* _DIRECTIVE_
In the material below, identify each line bearing the word "изменений". Reproduce those lines.

[Dataset items]

____

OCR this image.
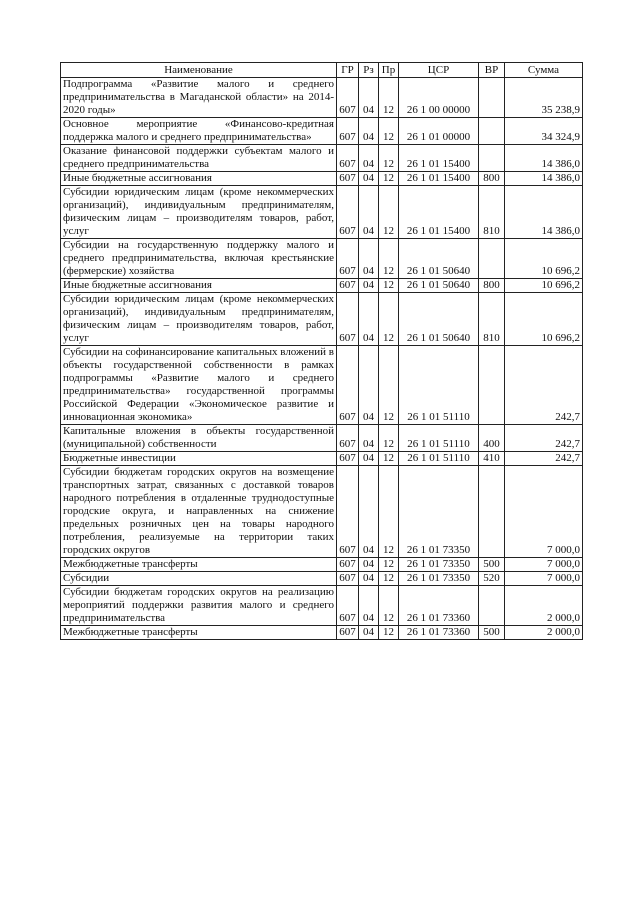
Наименование	ГР	Рз	Пр	ЦСР	ВР	Сумма
Подпрограмма «Развитие малого и среднего предпринимательства в Магаданской области» на 2014-2020 годы»	607	04	12	26 1 00 00000		35 238,9
Основное мероприятие «Финансово-кредитная поддержка малого и среднего предпринимательства»	607	04	12	26 1 01 00000		34 324,9
Оказание финансовой поддержки субъектам малого и среднего предпринимательства	607	04	12	26 1 01 15400		14 386,0
Иные бюджетные ассигнования	607	04	12	26 1 01 15400	800	14 386,0
Субсидии юридическим лицам (кроме некоммерческих организаций), индивидуальным предпринимателям, физическим лицам – производителям товаров, работ, услуг	607	04	12	26 1 01 15400	810	14 386,0
Субсидии на государственную поддержку малого и среднего предпринимательства, включая крестьянские (фермерские) хозяйства	607	04	12	26 1 01 50640		10 696,2
Иные бюджетные ассигнования	607	04	12	26 1 01 50640	800	10 696,2
Субсидии юридическим лицам (кроме некоммерческих организаций), индивидуальным предпринимателям, физическим лицам – производителям товаров, работ, услуг	607	04	12	26 1 01 50640	810	10 696,2
Субсидии на софинансирование капитальных вложений в объекты государственной собственности в рамках подпрограммы «Развитие малого и среднего предпринимательства» государственной программы Российской Федерации «Экономическое развитие и инновационная экономика»	607	04	12	26 1 01 51110		242,7
Капитальные вложения в объекты государственной (муниципальной) собственности	607	04	12	26 1 01 51110	400	242,7
Бюджетные инвестиции	607	04	12	26 1 01 51110	410	242,7
Субсидии бюджетам городских округов на возмещение транспортных затрат, связанных с доставкой товаров народного потребления в отдаленные труднодоступные городские округа, и направленных на снижение предельных розничных цен на товары народного потребления, реализуемые на территории таких городских округов	607	04	12	26 1 01 73350		7 000,0
Межбюджетные трансферты	607	04	12	26 1 01 73350	500	7 000,0
Субсидии	607	04	12	26 1 01 73350	520	7 000,0
Субсидии бюджетам городских округов на реализацию мероприятий поддержки развития малого и среднего предпринимательства	607	04	12	26 1 01 73360		2 000,0
Межбюджетные трансферты	607	04	12	26 1 01 73360	500	2 000,0
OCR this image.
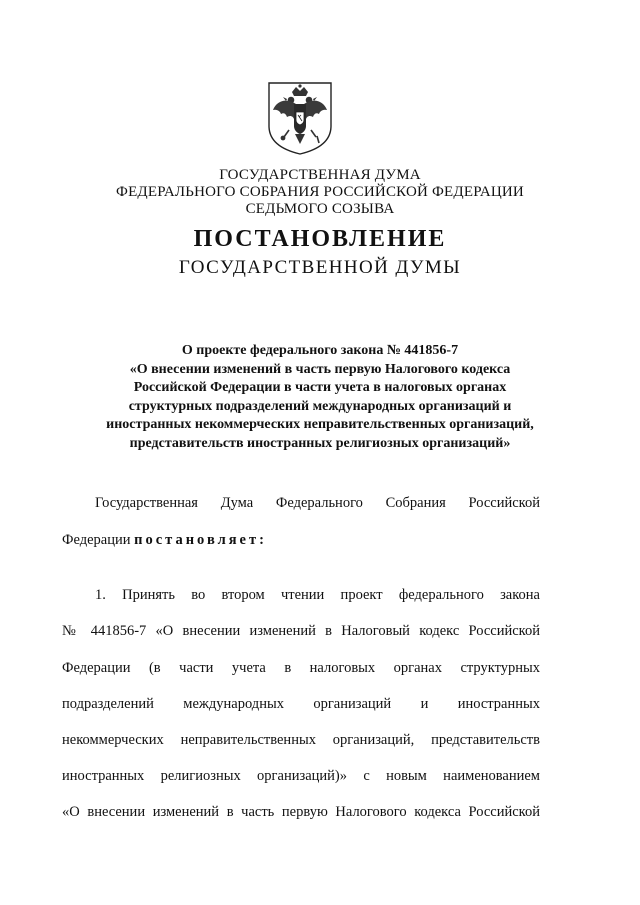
ГОСУДАРСТВЕННАЯ ДУМА
ФЕДЕРАЛЬНОГО СОБРАНИЯ РОССИЙСКОЙ ФЕДЕРАЦИИ
СЕДЬМОГО СОЗЫВА
ПОСТАНОВЛЕНИЕ
ГОСУДАРСТВЕННОЙ ДУМЫ
О проекте федерального закона № 441856-7
«О внесении изменений в часть первую Налогового кодекса
Российской Федерации в части учета в налоговых органах
структурных подразделений международных организаций и
иностранных некоммерческих неправительственных организаций,
представительств иностранных религиозных организаций»
Государственная Дума Федерального Собрания Российской
Федерации постановляет:
1. Принять во втором чтении проект федерального закона
№ 441856-7 «О внесении изменений в Налоговый кодекс Российской
Федерации (в части учета в налоговых органах структурных
подразделений международных организаций и иностранных
некоммерческих неправительственных организаций, представительств
иностранных религиозных организаций)» с новым наименованием
«О внесении изменений в часть первую Налогового кодекса Российской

____

* _ANSWER TO THE TASK_
«О внесении изменений в часть первую Налогового кодекса
№ 441856-7 «О внесении изменений в Налоговый кодекс Российской
«О внесении изменений в часть первую Налогового кодекса Российской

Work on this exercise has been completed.